Problem:
What number of lines hold the word "выходом"? State that number and nothing besides.

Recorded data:
** BEGIN **

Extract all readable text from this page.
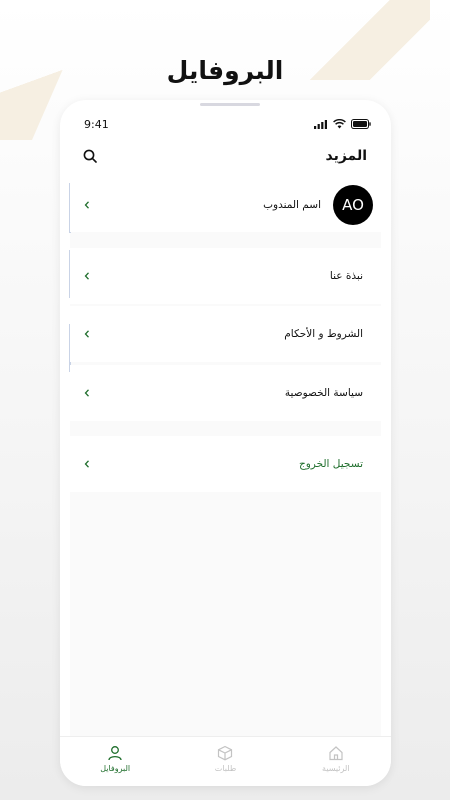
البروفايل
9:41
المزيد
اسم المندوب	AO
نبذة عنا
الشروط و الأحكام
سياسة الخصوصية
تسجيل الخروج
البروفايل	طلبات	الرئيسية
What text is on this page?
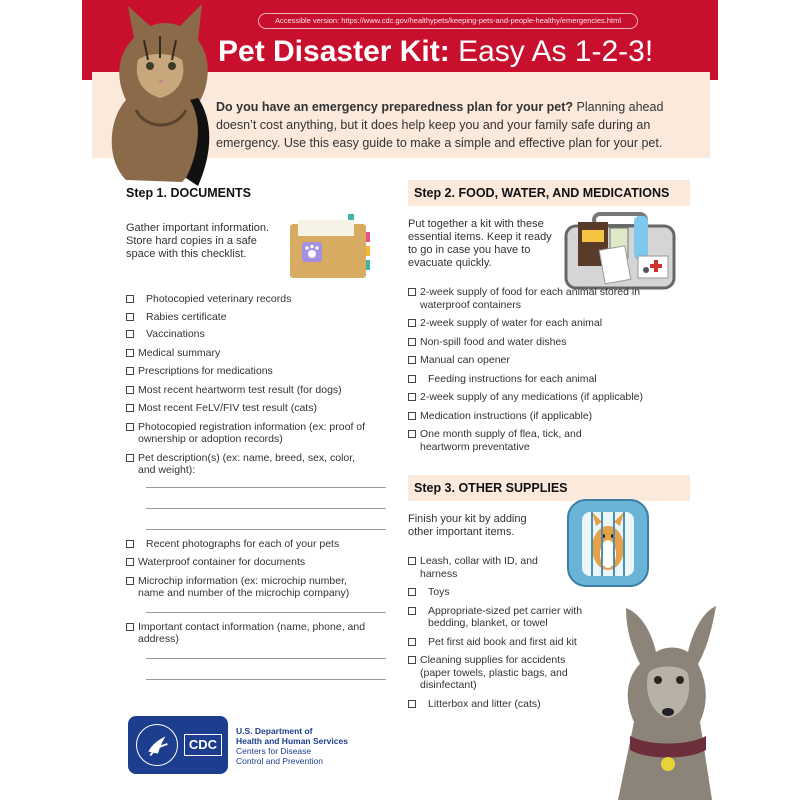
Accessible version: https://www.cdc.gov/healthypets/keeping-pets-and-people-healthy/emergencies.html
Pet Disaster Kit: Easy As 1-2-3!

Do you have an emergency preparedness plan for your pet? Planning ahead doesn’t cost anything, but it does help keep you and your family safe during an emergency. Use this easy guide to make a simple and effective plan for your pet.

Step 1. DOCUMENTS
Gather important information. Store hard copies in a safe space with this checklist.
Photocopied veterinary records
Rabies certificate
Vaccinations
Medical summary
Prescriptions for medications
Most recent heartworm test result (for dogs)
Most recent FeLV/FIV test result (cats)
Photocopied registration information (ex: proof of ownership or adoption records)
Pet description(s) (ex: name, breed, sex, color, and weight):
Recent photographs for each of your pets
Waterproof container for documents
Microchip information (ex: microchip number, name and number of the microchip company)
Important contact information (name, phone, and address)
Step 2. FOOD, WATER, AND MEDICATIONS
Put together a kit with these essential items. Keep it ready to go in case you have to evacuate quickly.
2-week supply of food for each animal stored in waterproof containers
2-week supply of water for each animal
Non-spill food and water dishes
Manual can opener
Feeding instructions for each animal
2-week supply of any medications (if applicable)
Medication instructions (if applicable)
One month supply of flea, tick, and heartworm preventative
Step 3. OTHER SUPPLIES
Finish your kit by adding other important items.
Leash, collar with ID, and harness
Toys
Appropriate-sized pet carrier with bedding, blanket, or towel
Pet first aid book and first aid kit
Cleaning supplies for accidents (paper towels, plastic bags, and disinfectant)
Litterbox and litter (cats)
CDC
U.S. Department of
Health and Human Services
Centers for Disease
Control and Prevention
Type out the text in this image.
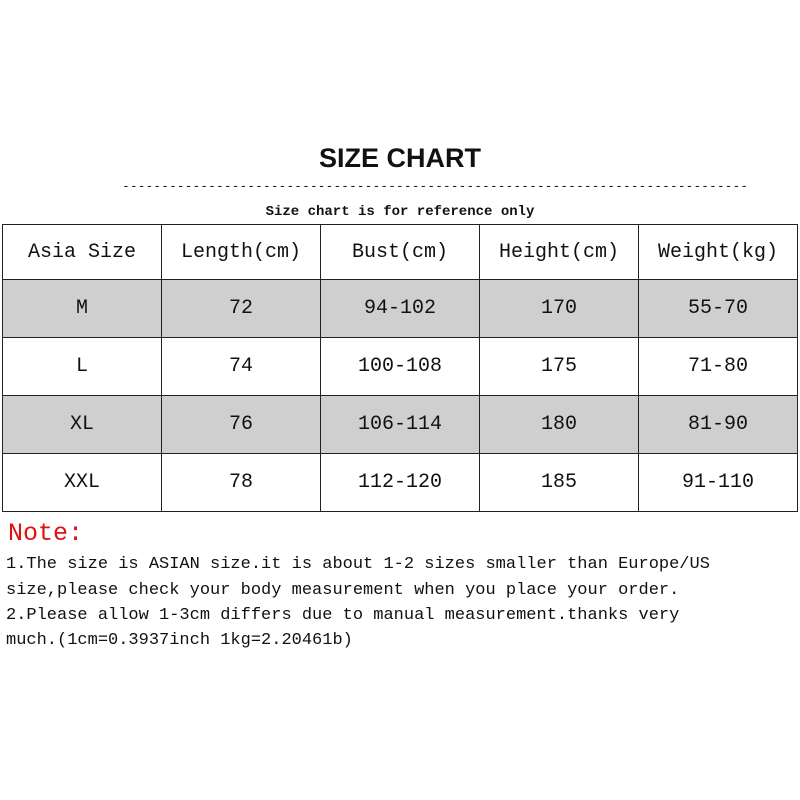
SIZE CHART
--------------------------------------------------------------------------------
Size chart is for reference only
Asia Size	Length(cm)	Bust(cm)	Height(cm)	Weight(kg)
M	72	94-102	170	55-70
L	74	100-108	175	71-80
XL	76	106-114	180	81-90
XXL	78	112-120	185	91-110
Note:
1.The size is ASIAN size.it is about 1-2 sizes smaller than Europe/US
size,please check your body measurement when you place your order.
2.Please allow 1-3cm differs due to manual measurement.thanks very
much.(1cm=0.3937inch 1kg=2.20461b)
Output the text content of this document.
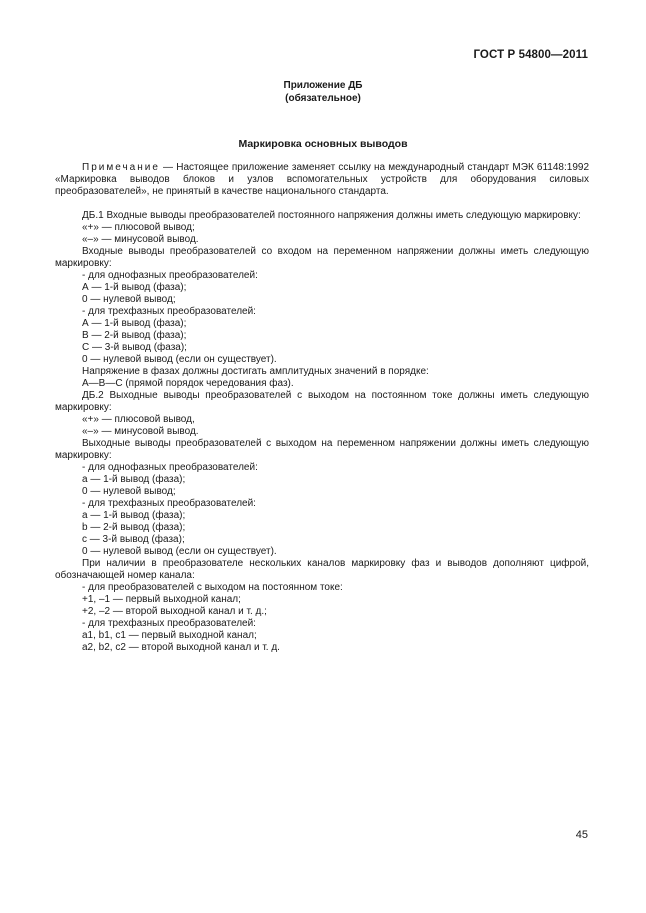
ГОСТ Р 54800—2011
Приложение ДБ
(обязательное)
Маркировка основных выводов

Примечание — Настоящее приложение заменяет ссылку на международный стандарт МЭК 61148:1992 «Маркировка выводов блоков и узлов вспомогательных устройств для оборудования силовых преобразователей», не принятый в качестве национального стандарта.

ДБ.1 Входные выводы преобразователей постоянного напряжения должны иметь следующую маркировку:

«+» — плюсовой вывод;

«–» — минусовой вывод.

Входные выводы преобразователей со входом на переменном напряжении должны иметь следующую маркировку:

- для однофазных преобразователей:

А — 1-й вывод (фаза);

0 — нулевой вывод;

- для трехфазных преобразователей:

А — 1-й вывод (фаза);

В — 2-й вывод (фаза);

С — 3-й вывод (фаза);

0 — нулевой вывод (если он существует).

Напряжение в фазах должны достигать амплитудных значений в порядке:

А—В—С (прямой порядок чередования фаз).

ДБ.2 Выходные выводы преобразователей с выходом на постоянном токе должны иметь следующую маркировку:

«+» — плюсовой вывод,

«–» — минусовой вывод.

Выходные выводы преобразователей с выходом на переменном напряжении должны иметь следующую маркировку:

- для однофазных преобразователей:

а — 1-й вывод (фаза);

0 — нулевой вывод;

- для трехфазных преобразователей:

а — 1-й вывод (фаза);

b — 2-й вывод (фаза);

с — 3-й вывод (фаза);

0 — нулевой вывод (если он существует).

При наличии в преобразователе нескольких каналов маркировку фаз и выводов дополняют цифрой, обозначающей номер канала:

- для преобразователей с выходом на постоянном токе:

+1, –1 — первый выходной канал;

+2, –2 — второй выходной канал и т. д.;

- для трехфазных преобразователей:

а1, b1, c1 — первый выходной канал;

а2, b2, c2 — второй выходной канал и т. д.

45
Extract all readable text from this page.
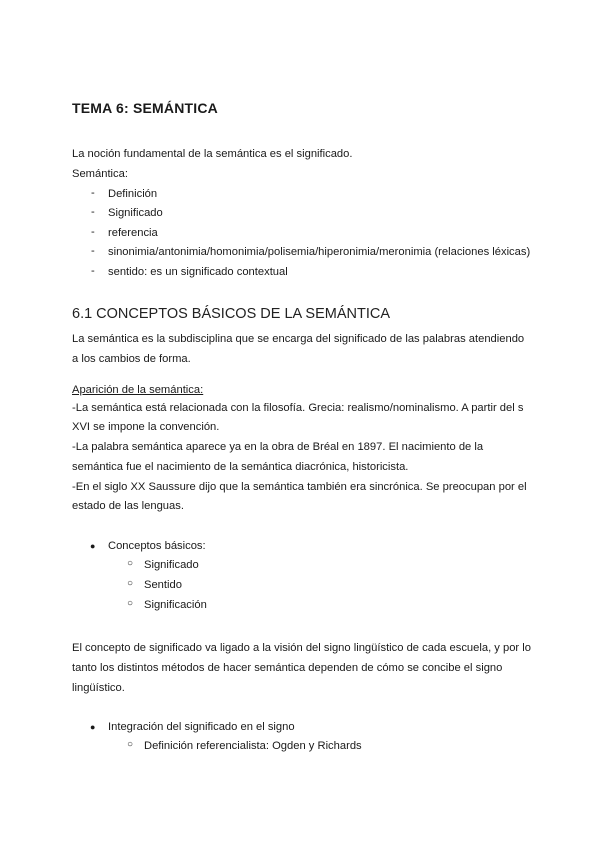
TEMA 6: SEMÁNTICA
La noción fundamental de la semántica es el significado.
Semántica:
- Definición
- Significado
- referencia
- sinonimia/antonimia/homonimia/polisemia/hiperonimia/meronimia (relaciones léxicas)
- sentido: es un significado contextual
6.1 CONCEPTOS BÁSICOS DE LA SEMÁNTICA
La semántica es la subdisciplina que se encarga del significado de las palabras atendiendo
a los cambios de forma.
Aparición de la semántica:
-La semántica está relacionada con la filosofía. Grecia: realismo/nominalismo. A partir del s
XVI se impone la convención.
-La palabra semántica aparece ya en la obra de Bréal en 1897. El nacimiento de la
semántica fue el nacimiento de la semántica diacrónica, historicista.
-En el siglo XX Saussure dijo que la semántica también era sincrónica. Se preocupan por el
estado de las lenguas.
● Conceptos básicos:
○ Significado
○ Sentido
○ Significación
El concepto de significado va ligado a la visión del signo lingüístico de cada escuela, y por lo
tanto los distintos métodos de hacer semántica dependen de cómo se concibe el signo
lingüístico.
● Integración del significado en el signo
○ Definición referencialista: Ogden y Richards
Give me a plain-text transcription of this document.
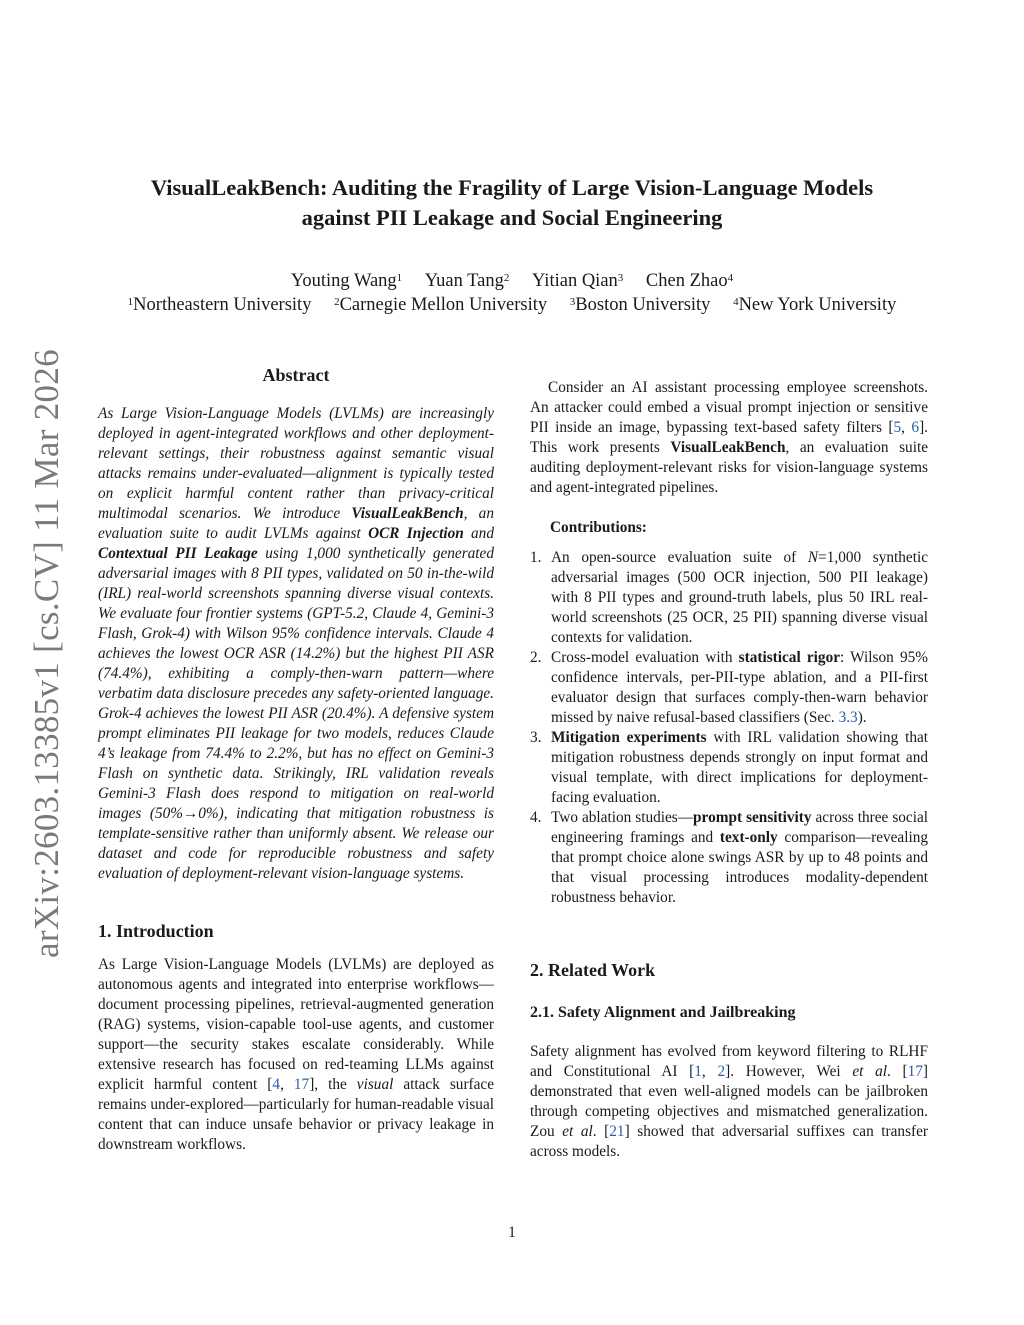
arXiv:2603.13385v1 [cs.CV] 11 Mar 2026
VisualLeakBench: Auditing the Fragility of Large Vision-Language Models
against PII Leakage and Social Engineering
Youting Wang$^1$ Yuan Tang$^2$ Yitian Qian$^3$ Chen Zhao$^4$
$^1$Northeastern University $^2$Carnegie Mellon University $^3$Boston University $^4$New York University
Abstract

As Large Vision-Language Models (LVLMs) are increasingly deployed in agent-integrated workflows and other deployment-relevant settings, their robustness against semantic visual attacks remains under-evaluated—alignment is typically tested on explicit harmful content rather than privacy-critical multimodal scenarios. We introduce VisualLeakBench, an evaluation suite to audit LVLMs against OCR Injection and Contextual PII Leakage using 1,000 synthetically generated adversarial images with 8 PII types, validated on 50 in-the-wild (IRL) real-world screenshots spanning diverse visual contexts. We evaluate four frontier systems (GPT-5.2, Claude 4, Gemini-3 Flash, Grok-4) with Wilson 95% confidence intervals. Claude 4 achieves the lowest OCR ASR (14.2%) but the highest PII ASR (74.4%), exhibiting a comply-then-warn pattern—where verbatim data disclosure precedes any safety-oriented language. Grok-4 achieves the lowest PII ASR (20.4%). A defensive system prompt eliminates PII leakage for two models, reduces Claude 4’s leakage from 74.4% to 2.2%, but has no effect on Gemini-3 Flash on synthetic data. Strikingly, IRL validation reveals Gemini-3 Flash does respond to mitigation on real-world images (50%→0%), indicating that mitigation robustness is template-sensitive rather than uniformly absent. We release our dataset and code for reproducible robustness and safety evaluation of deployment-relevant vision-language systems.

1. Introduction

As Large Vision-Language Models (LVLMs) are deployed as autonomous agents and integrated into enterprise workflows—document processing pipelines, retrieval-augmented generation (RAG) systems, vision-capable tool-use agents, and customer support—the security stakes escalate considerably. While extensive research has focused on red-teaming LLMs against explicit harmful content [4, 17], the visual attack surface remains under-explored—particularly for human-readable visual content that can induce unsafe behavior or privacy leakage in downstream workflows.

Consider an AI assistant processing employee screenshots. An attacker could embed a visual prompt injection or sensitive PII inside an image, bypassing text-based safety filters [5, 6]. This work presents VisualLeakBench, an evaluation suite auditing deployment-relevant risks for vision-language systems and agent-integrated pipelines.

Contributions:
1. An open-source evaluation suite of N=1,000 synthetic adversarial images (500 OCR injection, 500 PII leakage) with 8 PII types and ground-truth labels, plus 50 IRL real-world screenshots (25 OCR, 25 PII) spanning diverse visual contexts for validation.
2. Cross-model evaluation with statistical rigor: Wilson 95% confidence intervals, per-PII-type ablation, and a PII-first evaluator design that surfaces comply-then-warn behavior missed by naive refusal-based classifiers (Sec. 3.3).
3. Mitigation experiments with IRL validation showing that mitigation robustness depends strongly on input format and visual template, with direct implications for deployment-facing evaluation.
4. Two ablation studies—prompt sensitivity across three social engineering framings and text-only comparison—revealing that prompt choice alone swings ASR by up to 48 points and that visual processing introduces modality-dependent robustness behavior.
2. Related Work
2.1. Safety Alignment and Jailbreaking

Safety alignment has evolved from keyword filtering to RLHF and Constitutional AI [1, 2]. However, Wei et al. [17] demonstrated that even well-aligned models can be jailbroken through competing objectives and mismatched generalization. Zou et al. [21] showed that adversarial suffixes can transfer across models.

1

** END **

Worked answer:
3